===== Provided information
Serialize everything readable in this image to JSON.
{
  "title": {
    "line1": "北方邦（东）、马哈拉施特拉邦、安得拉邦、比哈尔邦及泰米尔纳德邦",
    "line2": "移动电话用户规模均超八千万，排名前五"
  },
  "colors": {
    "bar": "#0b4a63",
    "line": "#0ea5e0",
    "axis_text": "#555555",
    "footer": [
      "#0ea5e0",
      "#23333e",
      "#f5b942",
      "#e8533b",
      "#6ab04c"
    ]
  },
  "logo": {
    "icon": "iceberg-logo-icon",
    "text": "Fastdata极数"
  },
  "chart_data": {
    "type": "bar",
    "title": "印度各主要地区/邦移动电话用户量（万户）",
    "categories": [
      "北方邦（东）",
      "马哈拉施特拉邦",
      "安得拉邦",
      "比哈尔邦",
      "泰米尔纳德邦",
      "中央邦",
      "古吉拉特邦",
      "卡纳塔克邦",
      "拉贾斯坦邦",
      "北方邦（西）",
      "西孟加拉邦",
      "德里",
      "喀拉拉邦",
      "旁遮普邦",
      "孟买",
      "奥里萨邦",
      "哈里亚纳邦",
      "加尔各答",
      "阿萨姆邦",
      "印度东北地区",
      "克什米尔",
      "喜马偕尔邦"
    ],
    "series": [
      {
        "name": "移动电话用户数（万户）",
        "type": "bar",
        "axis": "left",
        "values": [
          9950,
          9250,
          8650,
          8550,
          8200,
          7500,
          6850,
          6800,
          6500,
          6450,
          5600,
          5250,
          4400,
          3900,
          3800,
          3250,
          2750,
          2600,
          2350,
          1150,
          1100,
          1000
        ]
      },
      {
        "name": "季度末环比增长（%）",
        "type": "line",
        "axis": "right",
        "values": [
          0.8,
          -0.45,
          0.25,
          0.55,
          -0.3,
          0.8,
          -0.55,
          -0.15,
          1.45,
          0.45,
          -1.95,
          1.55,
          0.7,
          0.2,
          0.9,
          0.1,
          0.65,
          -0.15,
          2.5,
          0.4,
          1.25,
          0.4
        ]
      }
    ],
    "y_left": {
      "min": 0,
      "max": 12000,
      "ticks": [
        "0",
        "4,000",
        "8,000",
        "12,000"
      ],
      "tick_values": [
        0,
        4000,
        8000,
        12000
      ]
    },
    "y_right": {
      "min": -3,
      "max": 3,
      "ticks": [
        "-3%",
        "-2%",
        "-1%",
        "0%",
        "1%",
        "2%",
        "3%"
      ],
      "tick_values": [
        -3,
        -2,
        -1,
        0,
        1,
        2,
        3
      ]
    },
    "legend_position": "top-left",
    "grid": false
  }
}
==========
Output every record above exactly as it appears.

Output for this exercise:
Serialize everything readable in this image to JSON.
{
  "title": {
    "line1": "北方邦（东）、马哈拉施特拉邦、安得拉邦、比哈尔邦及泰米尔纳德邦",
    "line2": "移动电话用户规模均超八千万，排名前五"
  },
  "colors": {
    "bar": "#0b4a63",
    "line": "#0ea5e0",
    "axis_text": "#555555",
    "footer": [
      "#0ea5e0",
      "#23333e",
      "#f5b942",
      "#e8533b",
      "#6ab04c"
    ]
  },
  "logo": {
    "icon": "iceberg-logo-icon",
    "text": "Fastdata极数"
  },
  "chart_data": {
    "type": "bar",
    "title": "印度各主要地区/邦移动电话用户量（万户）",
    "categories": [
      "北方邦（东）",
      "马哈拉施特拉邦",
      "安得拉邦",
      "比哈尔邦",
      "泰米尔纳德邦",
      "中央邦",
      "古吉拉特邦",
      "卡纳塔克邦",
      "拉贾斯坦邦",
      "北方邦（西）",
      "西孟加拉邦",
      "德里",
      "喀拉拉邦",
      "旁遮普邦",
      "孟买",
      "奥里萨邦",
      "哈里亚纳邦",
      "加尔各答",
      "阿萨姆邦",
      "印度东北地区",
      "克什米尔",
      "喜马偕尔邦"
    ],
    "series": [
      {
        "name": "移动电话用户数（万户）",
        "type": "bar",
        "axis": "left",
        "values": [
          9950,
          9250,
          8650,
          8550,
          8200,
          7500,
          6850,
          6800,
          6500,
          6450,
          5600,
          5250,
          4400,
          3900,
          3800,
          3250,
          2750,
          2600,
          2350,
          1150,
          1100,
          1000
        ]
      },
      {
        "name": "季度末环比增长（%）",
        "type": "line",
        "axis": "right",
        "values": [
          0.8,
          -0.45,
          0.25,
          0.55,
          -0.3,
          0.8,
          -0.55,
          -0.15,
          1.45,
          0.45,
          -1.95,
          1.55,
          0.7,
          0.2,
          0.9,
          0.1,
          0.65,
          -0.15,
          2.5,
          0.4,
          1.25,
          0.4
        ]
      }
    ],
    "y_left": {
      "min": 0,
      "max": 12000,
      "ticks": [
        "0",
        "4,000",
        "8,000",
        "12,000"
      ],
      "tick_values": [
        0,
        4000,
        8000,
        12000
      ]
    },
    "y_right": {
      "min": -3,
      "max": 3,
      "ticks": [
        "-3%",
        "-2%",
        "-1%",
        "0%",
        "1%",
        "2%",
        "3%"
      ],
      "tick_values": [
        -3,
        -2,
        -1,
        0,
        1,
        2,
        3
      ]
    },
    "legend_position": "top-left",
    "grid": false
  }
}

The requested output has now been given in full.